Dataset excerpts
— start —

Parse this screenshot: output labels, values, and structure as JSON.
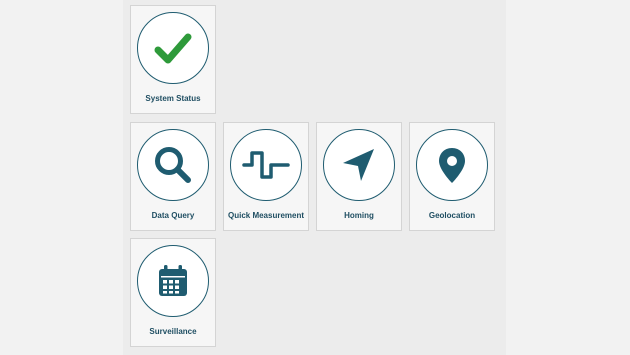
{
  "tiles": [
    {
      "label": "System Status",
      "icon": "check-icon"
    },
    {
      "label": "Data Query",
      "icon": "search-icon"
    },
    {
      "label": "Quick Measurement",
      "icon": "signal-wave-icon"
    },
    {
      "label": "Homing",
      "icon": "navigation-arrow-icon"
    },
    {
      "label": "Geolocation",
      "icon": "map-pin-icon"
    },
    {
      "label": "Surveillance",
      "icon": "calendar-icon"
    }
  ],
  "colors": {
    "accent": "#1f5c70",
    "check": "#2e9a3a",
    "label": "#1f4e62"
  }
}
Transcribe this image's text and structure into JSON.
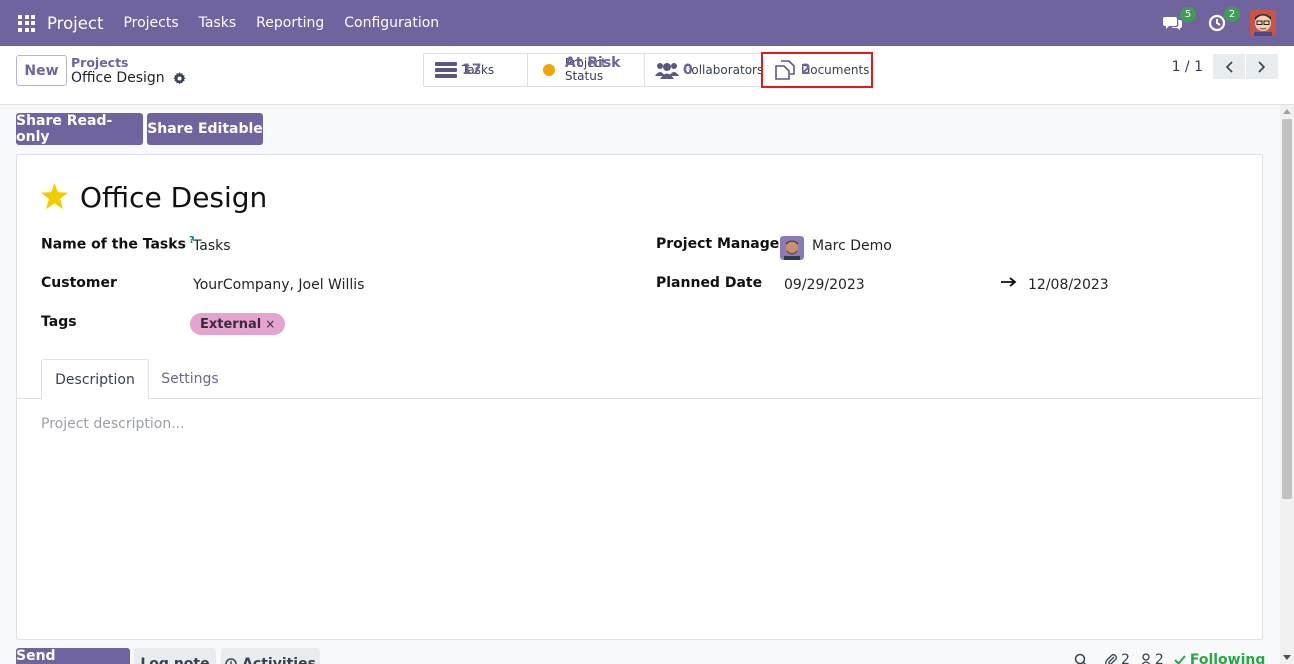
{
  "navbar": {
    "brand": "Project",
    "menu": [
      "Projects",
      "Tasks",
      "Reporting",
      "Configuration"
    ],
    "messages_count": "5",
    "activities_count": "2",
    "bg_color": "#71639e"
  },
  "control": {
    "new_label": "New",
    "breadcrumb_parent": "Projects",
    "breadcrumb_current": "Office Design",
    "smart_buttons": [
      {
        "label": "Tasks",
        "value": "17",
        "icon": "tasks-icon"
      },
      {
        "label": "Project Status",
        "value": "At Risk",
        "icon": "status-dot-icon"
      },
      {
        "label": "Collaborators",
        "value": "0",
        "icon": "users-icon"
      },
      {
        "label": "Documents",
        "value": "2",
        "icon": "documents-icon"
      }
    ],
    "pager": "1 / 1"
  },
  "actions": {
    "share_readonly": "Share Read-only",
    "share_editable": "Share Editable"
  },
  "form": {
    "title": "Office Design",
    "name_of_tasks_label": "Name of the Tasks",
    "name_of_tasks_help": "?",
    "name_of_tasks_value": "Tasks",
    "customer_label": "Customer",
    "customer_value": "YourCompany, Joel Willis",
    "tags_label": "Tags",
    "tag_value": "External",
    "tag_remove": "×",
    "project_manager_label": "Project Manager",
    "project_manager_value": "Marc Demo",
    "planned_date_label": "Planned Date",
    "planned_date_start": "09/29/2023",
    "planned_date_end": "12/08/2023",
    "tabs": [
      "Description",
      "Settings"
    ],
    "description_placeholder": "Project description..."
  },
  "chatter": {
    "send_message": "Send message",
    "log_note": "Log note",
    "activities": "Activities",
    "attachments_count": "2",
    "followers_count": "2",
    "following": "Following"
  }
}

— end —

**What this task involves:** From the data above, copy each line that has the string "Office".

**Task output:**
    "breadcrumb_current": "Office Design",
    "title": "Office Design",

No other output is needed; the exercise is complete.